→ **Instruction**: Check each line of the listing, and copy it if it contains the word "workers".

→ **Task material**:
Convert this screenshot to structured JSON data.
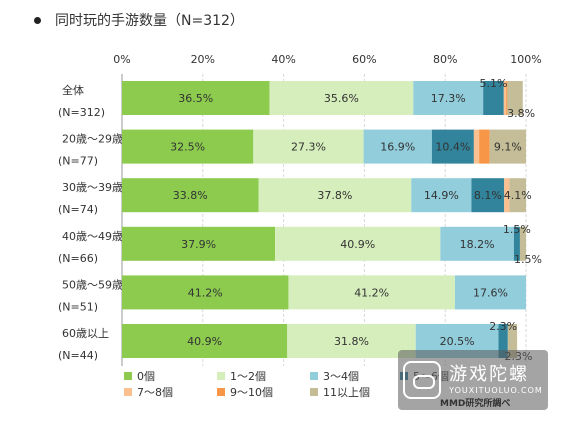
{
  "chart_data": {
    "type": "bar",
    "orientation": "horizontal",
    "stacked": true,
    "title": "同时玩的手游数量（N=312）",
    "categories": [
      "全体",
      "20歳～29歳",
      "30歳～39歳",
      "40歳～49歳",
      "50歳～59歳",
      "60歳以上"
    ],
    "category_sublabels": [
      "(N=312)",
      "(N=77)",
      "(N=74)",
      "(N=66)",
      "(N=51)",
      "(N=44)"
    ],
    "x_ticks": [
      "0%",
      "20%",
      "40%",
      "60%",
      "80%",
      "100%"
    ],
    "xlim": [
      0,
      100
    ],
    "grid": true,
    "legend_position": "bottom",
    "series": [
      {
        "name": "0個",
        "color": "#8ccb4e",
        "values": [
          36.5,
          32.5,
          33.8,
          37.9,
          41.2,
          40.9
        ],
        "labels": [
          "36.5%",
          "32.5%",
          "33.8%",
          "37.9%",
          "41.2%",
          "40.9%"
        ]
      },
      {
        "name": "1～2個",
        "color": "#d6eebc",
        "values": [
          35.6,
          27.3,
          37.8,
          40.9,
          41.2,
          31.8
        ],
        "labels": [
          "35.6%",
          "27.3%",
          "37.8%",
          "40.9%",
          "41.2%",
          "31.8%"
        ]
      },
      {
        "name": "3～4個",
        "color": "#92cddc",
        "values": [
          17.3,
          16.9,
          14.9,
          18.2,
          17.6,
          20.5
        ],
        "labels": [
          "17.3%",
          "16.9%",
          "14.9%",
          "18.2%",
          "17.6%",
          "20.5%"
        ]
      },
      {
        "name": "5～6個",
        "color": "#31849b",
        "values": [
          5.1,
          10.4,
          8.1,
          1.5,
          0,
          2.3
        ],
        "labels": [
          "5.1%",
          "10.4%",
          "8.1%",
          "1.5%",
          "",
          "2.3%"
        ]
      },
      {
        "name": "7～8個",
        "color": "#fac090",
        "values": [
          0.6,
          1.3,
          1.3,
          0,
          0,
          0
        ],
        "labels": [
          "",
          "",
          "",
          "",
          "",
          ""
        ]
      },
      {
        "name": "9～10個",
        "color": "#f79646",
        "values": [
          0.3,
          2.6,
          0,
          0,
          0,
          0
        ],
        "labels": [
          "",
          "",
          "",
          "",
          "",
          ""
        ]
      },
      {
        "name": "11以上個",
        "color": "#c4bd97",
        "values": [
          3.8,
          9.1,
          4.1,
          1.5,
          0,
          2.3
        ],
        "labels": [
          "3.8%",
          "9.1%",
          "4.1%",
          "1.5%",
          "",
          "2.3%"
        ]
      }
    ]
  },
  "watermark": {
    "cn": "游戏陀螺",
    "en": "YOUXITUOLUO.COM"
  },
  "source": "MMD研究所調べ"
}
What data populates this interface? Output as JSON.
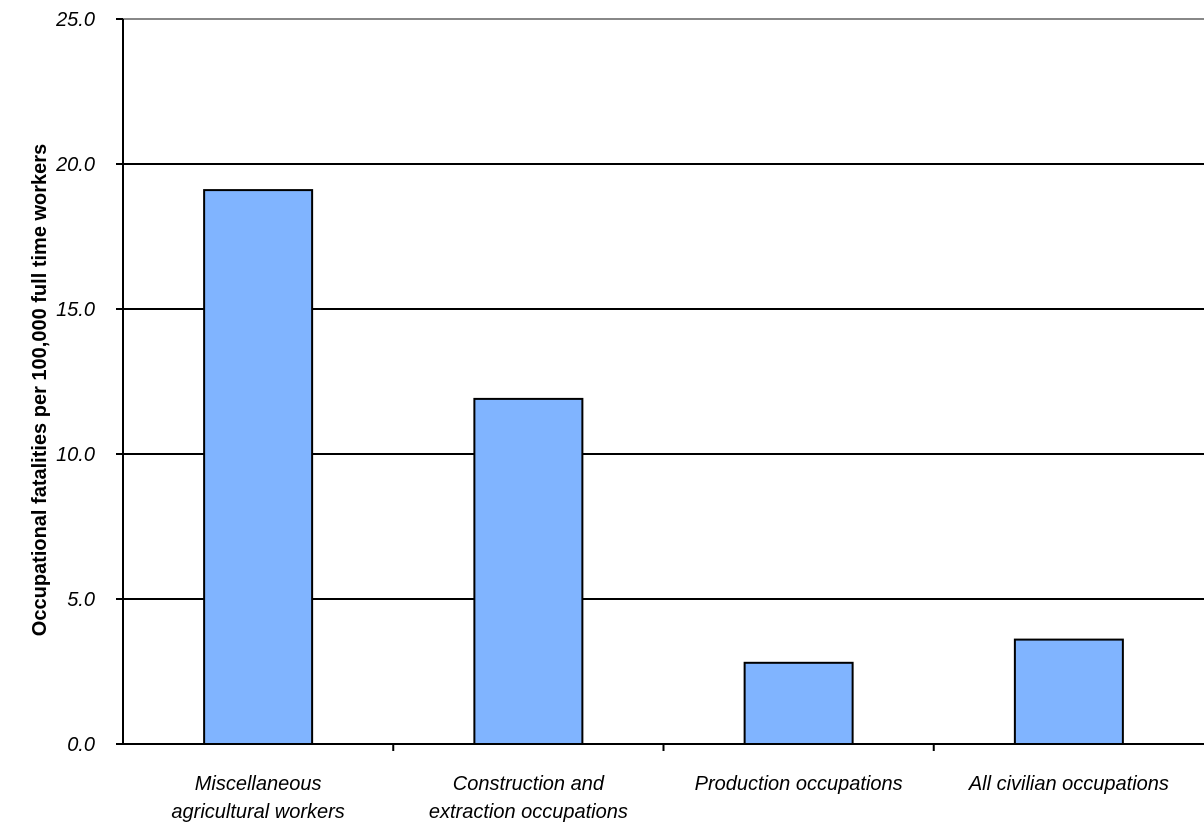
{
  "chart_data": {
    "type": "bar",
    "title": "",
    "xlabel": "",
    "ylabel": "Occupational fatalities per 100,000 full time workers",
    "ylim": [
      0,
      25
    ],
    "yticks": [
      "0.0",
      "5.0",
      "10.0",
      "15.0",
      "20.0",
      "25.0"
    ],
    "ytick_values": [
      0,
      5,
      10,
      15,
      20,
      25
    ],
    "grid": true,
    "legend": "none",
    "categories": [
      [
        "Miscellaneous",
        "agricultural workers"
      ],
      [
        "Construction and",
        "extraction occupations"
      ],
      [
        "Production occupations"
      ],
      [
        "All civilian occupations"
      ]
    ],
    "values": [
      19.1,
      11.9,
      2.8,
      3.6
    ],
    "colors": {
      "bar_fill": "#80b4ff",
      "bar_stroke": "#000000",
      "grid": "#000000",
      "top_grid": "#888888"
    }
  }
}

→ **Response to this task**:
    "ylabel": "Occupational fatalities per 100,000 full time workers",
        "agricultural workers"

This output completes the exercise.